EXERCISE INSTRUCTIONS: Recast every line of the items below as a Markdown table with two columns, Row for the row number and Line for the line itself. Skip blank lines, and leave the pictures out of the table.

MATERIAL SUPPLIED:
-- Start --

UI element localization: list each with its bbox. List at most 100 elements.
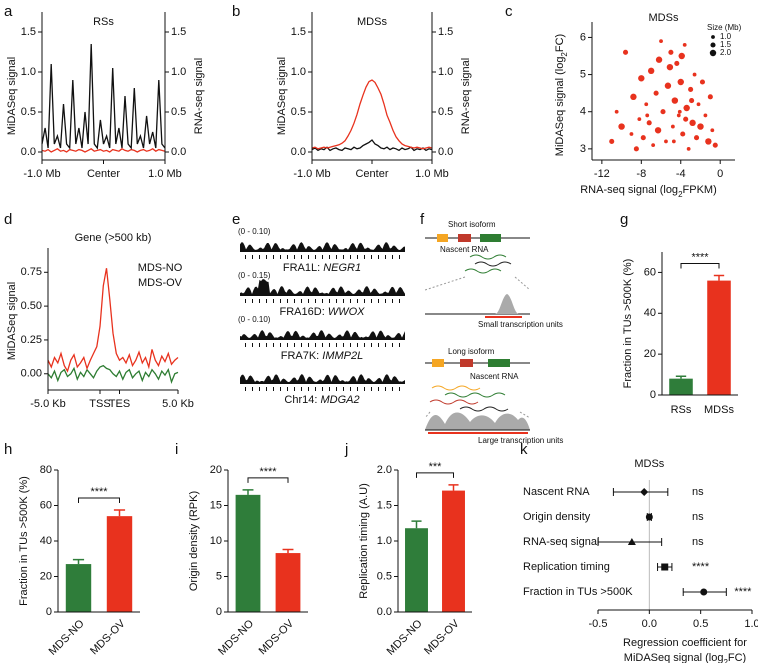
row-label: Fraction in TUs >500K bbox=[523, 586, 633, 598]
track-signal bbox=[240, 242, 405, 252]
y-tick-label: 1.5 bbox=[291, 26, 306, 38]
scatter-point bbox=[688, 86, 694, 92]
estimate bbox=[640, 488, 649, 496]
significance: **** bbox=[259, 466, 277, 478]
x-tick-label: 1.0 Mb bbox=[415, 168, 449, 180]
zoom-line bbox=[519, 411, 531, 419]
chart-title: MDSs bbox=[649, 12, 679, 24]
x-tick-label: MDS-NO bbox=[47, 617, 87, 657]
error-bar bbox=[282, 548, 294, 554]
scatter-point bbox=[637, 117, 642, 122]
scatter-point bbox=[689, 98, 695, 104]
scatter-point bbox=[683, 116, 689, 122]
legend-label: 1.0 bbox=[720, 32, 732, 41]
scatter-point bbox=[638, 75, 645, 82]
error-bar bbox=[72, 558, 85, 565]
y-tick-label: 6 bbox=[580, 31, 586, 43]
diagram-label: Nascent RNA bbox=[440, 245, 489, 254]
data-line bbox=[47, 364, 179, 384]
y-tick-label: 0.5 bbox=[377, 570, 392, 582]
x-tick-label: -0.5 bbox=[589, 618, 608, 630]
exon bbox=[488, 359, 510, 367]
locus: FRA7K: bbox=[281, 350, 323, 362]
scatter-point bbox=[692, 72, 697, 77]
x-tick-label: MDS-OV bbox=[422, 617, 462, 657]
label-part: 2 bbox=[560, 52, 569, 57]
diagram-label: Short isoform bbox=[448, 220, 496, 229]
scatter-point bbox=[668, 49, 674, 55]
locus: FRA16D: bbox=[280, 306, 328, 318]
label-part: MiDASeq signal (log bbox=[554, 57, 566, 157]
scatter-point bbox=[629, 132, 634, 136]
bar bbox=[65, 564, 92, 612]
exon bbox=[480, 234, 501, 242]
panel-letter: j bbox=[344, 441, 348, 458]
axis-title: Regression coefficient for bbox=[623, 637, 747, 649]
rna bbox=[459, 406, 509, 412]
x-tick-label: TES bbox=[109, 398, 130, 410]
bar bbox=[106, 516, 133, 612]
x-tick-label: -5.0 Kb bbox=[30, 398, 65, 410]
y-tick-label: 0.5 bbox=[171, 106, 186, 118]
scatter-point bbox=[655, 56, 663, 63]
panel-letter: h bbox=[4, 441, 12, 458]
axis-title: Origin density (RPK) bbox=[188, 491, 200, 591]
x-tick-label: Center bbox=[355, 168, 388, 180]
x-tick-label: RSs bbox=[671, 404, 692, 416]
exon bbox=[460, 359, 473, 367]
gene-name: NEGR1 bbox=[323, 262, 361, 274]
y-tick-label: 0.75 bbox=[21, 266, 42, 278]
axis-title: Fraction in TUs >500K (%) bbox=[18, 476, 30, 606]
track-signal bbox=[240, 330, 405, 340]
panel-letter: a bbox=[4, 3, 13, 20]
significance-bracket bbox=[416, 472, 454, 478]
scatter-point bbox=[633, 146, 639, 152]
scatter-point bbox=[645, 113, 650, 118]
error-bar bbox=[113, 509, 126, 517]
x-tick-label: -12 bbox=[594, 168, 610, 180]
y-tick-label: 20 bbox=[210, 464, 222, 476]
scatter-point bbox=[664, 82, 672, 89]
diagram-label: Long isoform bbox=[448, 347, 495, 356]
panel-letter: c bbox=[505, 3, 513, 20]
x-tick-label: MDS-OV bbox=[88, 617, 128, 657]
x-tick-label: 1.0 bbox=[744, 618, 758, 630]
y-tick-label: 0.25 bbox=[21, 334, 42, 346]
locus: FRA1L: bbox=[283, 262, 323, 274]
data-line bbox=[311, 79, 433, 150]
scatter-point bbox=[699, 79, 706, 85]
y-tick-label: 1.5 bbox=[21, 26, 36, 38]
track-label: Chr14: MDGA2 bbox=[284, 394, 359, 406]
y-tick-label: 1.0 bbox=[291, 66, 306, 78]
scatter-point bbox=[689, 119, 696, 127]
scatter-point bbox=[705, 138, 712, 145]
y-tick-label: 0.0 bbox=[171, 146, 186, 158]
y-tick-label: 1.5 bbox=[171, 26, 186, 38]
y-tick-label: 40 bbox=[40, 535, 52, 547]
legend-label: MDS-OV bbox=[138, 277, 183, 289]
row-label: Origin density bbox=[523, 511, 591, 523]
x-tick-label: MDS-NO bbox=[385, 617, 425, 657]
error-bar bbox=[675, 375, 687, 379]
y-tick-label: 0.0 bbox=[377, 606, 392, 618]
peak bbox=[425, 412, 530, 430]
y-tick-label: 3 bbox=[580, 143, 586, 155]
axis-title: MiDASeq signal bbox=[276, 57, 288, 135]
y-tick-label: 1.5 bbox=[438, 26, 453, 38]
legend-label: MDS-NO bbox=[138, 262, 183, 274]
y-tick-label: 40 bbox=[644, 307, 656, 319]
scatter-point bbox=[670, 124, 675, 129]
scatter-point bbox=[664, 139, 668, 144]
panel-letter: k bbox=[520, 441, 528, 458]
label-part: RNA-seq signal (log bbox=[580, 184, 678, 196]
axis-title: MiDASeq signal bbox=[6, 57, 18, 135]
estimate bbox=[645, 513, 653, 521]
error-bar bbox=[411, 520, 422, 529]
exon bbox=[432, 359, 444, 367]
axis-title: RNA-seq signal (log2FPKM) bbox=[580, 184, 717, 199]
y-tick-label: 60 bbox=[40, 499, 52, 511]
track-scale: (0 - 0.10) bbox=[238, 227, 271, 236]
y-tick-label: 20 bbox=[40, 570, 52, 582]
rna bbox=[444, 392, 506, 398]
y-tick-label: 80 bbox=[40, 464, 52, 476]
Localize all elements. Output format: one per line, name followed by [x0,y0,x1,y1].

-- End --

WRITTEN RESPONSE:
| Row | Line |
|---|---|
| 1 | UI element localization: list each with its bbox. List at most 100 elements. |
| 2 | row-label: Fraction in TUs >500K bbox=[523, 586, 633, 598] |
| 3 | track-signal bbox=[240, 242, 405, 252] |
| 4 | y-tick-label: 1.5 bbox=[291, 26, 306, 38] |
| 5 | scatter-point bbox=[688, 86, 694, 92] |
| 6 | estimate bbox=[640, 488, 649, 496] |
| 7 | significance: **** bbox=[259, 466, 277, 478] |
| 8 | x-tick-label: 1.0 Mb bbox=[415, 168, 449, 180] |
| 9 | zoom-line bbox=[519, 411, 531, 419] |
| 10 | chart-title: MDSs bbox=[649, 12, 679, 24] |
| 11 | x-tick-label: MDS-NO bbox=[47, 617, 87, 657] |
| 12 | error-bar bbox=[282, 548, 294, 554] |
| 13 | scatter-point bbox=[637, 117, 642, 122] |
| 14 | scatter-point bbox=[689, 98, 695, 104] |
| 15 | scatter-point bbox=[683, 116, 689, 122] |
| 16 | legend-label: 1.0 bbox=[720, 32, 732, 41] |
| 17 | scatter-point bbox=[638, 75, 645, 82] |
| 18 | error-bar bbox=[72, 558, 85, 565] |
| 19 | y-tick-label: 6 bbox=[580, 31, 586, 43] |
| 20 | diagram-label: Nascent RNA bbox=[440, 245, 489, 254] |
| 21 | data-line bbox=[47, 364, 179, 384] |
| 22 | y-tick-label: 0.5 bbox=[377, 570, 392, 582] |
| 23 | x-tick-label: -0.5 bbox=[589, 618, 608, 630] |
| 24 | exon bbox=[488, 359, 510, 367] |
| 25 | locus: FRA7K: bbox=[281, 350, 323, 362] |
| 26 | scatter-point bbox=[692, 72, 697, 77] |
| 27 | x-tick-label: MDS-OV bbox=[422, 617, 462, 657] |
| 28 | label-part: 2 bbox=[560, 52, 569, 57] |
| 29 | diagram-label: Short isoform bbox=[448, 220, 496, 229] |
| 30 | scatter-point bbox=[668, 49, 674, 55] |
| 31 | locus: FRA16D: bbox=[280, 306, 328, 318] |
| 32 | label-part: MiDASeq signal (log bbox=[554, 57, 566, 157] |
| 33 | scatter-point bbox=[629, 132, 634, 136] |
| 34 | bar bbox=[65, 564, 92, 612] |
| 35 | exon bbox=[480, 234, 501, 242] |
| 36 | panel-letter: j bbox=[344, 441, 348, 458] |
| 37 | axis-title: Regression coefficient for bbox=[623, 637, 747, 649] |
| 38 | rna bbox=[459, 406, 509, 412] |
| 39 | x-tick-label: TES bbox=[109, 398, 130, 410] |
| 40 | bar bbox=[106, 516, 133, 612] |
| 41 | x-tick-label: -5.0 Kb bbox=[30, 398, 65, 410] |
| 42 | y-tick-label: 0.5 bbox=[171, 106, 186, 118] |
| 43 | scatter-point bbox=[655, 56, 663, 63] |
| 44 | panel-letter: h bbox=[4, 441, 12, 458] |
| 45 | axis-title: Origin density (RPK) bbox=[188, 491, 200, 591] |
| 46 | x-tick-label: Center bbox=[355, 168, 388, 180] |
| 47 | x-tick-label: RSs bbox=[671, 404, 692, 416] |
| 48 | exon bbox=[460, 359, 473, 367] |
| 49 | gene-name: NEGR1 bbox=[323, 262, 361, 274] |
| 50 | y-tick-label: 0.75 bbox=[21, 266, 42, 278] |
| 51 | axis-title: Fraction in TUs >500K (%) bbox=[18, 476, 30, 606] |
| 52 | track-signal bbox=[240, 330, 405, 340] |
| 53 | panel-letter: a bbox=[4, 3, 13, 20] |
| 54 | significance-bracket bbox=[416, 472, 454, 478] |
| 55 | scatter-point bbox=[633, 146, 639, 152] |
| 56 | scatter-point bbox=[645, 113, 650, 118] |
| 57 | error-bar bbox=[113, 509, 126, 517] |
| 58 | x-tick-label: -12 bbox=[594, 168, 610, 180] |
| 59 | y-tick-label: 20 bbox=[210, 464, 222, 476] |
| 60 | scatter-point bbox=[664, 82, 672, 89] |
| 61 | diagram-label: Long isoform bbox=[448, 347, 495, 356] |
| 62 | panel-letter: c bbox=[505, 3, 513, 20] |
| 63 | x-tick-label: MDS-OV bbox=[88, 617, 128, 657] |
| 64 | x-tick-label: 1.0 bbox=[744, 618, 758, 630] |
| 65 | y-tick-label: 0.25 bbox=[21, 334, 42, 346] |
| 66 | locus: FRA1L: bbox=[283, 262, 323, 274] |
| 67 | data-line bbox=[311, 79, 433, 150] |
| 68 | scatter-point bbox=[699, 79, 706, 85] |
| 69 | y-tick-label: 1.5 bbox=[21, 26, 36, 38] |
| 70 | track-label: Chr14: MDGA2 bbox=[284, 394, 359, 406] |
| 71 | y-tick-label: 1.0 bbox=[291, 66, 306, 78] |
| 72 | scatter-point bbox=[689, 119, 696, 127] |
| 73 | scatter-point bbox=[705, 138, 712, 145] |
| 74 | y-tick-label: 0.0 bbox=[171, 146, 186, 158] |
| 75 | y-tick-label: 1.5 bbox=[171, 26, 186, 38] |
| 76 | y-tick-label: 40 bbox=[40, 535, 52, 547] |
| 77 | legend-label: MDS-OV bbox=[138, 277, 183, 289] |
| 78 | row-label: Origin density bbox=[523, 511, 591, 523] |
| 79 | x-tick-label: MDS-NO bbox=[385, 617, 425, 657] |
| 80 | error-bar bbox=[675, 375, 687, 379] |
| 81 | y-tick-label: 0.0 bbox=[377, 606, 392, 618] |
| 82 | peak bbox=[425, 412, 530, 430] |
| 83 | y-tick-label: 3 bbox=[580, 143, 586, 155] |
| 84 | axis-title: MiDASeq signal bbox=[276, 57, 288, 135] |
| 85 | y-tick-label: 1.5 bbox=[438, 26, 453, 38] |
| 86 | legend-label: MDS-NO bbox=[138, 262, 183, 274] |
| 87 | y-tick-label: 40 bbox=[644, 307, 656, 319] |
| 88 | scatter-point bbox=[670, 124, 675, 129] |
| 89 | scatter-point bbox=[664, 139, 668, 144] |
| 90 | panel-letter: k bbox=[520, 441, 528, 458] |
| 91 | label-part: RNA-seq signal (log bbox=[580, 184, 678, 196] |
| 92 | axis-title: MiDASeq signal bbox=[6, 57, 18, 135] |
| 93 | estimate bbox=[645, 513, 653, 521] |
| 94 | error-bar bbox=[411, 520, 422, 529] |
| 95 | exon bbox=[432, 359, 444, 367] |
| 96 | axis-title: RNA-seq signal (log2FPKM) bbox=[580, 184, 717, 199] |
| 97 | y-tick-label: 60 bbox=[40, 499, 52, 511] |
| 98 | track-scale: (0 - 0.10) bbox=[238, 227, 271, 236] |
| 99 | y-tick-label: 20 bbox=[40, 570, 52, 582] |
| 100 | rna bbox=[444, 392, 506, 398] |
| 101 | y-tick-label: 80 bbox=[40, 464, 52, 476] |
| 102 | Localize all elements. Output format: one per line, name followed by [x0,y0,x1,y1]. |